◆ CONSIGNES DE L'EXERCICE ◆
- a) Recopiez à l'identique le passage de l'article sur le festival Akousma qui va de « Prenons l'exemple de » à « recherches musicales (GRM). ».
- b) Rédigez la suite de l'article sur le festival Akousma et François Bayle, en commençant après sa dernière phrase.

◆ EXTRAIT DU TEXTE ◆

Akousma, qui se tiendra (surtout) à l'Usine C du 23 au 26 octobre prochains, demeure le plus pointu des festivals montréalais associés de près aux musiques électroniques et leur périphérie. Certains de ses créateurs invités, pourtant, sont à l'origine de toutes les pratiques créatrices sur ce territoire infini.

Prenons l'exemple de l'électroacousticien français François Bayle, 81 ans, qui fut l'élève des compositeurs Olivier Messiaen, Pierre Schaeffer et Karlheinz Stockhausen et qui fut un membre incontournable du fameux Groupe de recherches musicales (GRM).

Toujours alerte, la réplique généreuse et concise, Bayle est le doyen du prochain Akousma. Il y présentera deux oeuvres à l'Usine C, sans compter une escale au Conservatoire de musique de Montréal où il se prêtera à une séance d'écoute et de discussion autour de sa musique - que résume d'ailleurs un superbe coffret de 15 CD: François Bayle / 50 ans d'acousmatique, sous l'étiquette de l'Institut national de l'audiovisuel (INA).

◆ INFORMATIONS FOURNIES ◆

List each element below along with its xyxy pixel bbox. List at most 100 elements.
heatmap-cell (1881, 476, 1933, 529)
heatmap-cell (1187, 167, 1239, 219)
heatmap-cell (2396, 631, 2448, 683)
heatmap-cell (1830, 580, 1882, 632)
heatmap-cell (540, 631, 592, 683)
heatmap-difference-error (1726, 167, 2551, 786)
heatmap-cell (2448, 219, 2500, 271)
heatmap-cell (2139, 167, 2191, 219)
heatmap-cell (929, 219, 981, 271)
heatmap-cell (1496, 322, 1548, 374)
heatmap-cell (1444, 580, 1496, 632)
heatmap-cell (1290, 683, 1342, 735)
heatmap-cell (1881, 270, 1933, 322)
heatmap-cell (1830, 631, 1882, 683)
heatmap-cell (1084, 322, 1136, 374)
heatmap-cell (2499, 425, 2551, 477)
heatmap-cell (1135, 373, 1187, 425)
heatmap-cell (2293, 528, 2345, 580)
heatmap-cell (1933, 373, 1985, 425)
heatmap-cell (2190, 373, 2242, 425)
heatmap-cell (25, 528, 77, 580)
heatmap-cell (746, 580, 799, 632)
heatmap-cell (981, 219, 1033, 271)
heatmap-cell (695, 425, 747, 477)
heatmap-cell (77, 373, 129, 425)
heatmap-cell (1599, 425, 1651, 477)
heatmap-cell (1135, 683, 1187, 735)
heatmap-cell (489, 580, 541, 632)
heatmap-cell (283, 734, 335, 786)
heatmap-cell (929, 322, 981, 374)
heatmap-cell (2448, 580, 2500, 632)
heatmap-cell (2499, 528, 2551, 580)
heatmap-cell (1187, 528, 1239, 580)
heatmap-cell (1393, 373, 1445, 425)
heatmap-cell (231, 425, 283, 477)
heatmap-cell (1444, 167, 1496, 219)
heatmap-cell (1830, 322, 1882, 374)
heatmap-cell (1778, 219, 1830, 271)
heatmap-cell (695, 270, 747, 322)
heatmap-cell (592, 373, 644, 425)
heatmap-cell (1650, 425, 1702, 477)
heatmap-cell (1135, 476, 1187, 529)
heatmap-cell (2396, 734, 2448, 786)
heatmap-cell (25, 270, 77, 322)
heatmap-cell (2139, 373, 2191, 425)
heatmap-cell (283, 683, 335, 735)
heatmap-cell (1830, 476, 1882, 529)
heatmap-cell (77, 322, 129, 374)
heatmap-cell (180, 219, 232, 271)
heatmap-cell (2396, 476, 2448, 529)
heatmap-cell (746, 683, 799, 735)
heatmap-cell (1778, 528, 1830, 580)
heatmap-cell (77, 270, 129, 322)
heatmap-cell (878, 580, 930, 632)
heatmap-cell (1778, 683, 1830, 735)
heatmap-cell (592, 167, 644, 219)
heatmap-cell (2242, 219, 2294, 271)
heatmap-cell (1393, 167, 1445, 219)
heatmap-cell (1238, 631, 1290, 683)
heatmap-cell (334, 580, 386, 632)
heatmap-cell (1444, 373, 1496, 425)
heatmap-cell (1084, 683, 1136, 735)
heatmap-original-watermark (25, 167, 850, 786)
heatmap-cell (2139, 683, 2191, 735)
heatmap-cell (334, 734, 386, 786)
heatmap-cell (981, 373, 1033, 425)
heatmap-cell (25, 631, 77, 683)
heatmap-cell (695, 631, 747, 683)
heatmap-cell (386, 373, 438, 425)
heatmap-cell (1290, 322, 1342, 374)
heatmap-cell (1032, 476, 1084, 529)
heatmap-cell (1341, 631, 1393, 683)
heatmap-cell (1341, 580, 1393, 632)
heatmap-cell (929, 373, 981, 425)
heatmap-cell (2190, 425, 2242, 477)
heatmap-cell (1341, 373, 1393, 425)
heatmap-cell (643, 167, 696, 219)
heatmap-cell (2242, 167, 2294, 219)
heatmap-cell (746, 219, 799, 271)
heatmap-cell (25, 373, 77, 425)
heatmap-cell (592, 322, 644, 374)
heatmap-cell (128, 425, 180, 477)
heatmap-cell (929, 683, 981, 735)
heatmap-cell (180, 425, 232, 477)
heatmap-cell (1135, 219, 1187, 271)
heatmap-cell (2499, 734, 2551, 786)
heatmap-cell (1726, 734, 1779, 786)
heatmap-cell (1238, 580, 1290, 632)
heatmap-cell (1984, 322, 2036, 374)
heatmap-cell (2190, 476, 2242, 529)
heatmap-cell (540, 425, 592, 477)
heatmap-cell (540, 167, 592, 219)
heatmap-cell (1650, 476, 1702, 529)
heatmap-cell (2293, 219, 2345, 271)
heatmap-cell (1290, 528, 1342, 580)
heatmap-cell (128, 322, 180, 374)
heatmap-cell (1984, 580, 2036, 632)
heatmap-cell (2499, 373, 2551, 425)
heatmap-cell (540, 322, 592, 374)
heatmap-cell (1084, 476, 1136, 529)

◆ RÉSULTATS PAR TÂCHE ◆
- a)
Prenons l'exemple de l'électroacousticien français François Bayle, 81 ans, qui fut l'élève des compositeurs Olivier Messiaen, Pierre Schaeffer et Karlheinz Stockhausen et qui fut un membre incontournable du fameux Groupe de recherches musicales (GRM).

- b)
«Au fil des décennies, pose fièrement le musicien, cette pratique est entrée par tous les orifices de l'immeuble: porte, fenêtre, soupirail... La caractéristique propre de l'électroacoustique est d'avoir été associée à la musique contemporaine, ce qui n'est pas forcément une bonne chose... En tout cas, c'est notre histoire.»

Le point de l'âge

Inutile de souligner que l'octogénaire n'est plus au stade des bouleversements conceptuels.

«Je suis marqué par mon âge, je reste dans une tradition. Au fond, j'essaie de m'inscrire dans une ligne qui part de notre ancêtre Edgar Varèse et qui, à travers Messiaen et Stockhausen, a mené à l'ouverture musicale vers cette «utopie spatiale». Dans mon cas, s'ajoute une caractéristique: je ne peux pas rompre avec l'oreille harmonique.»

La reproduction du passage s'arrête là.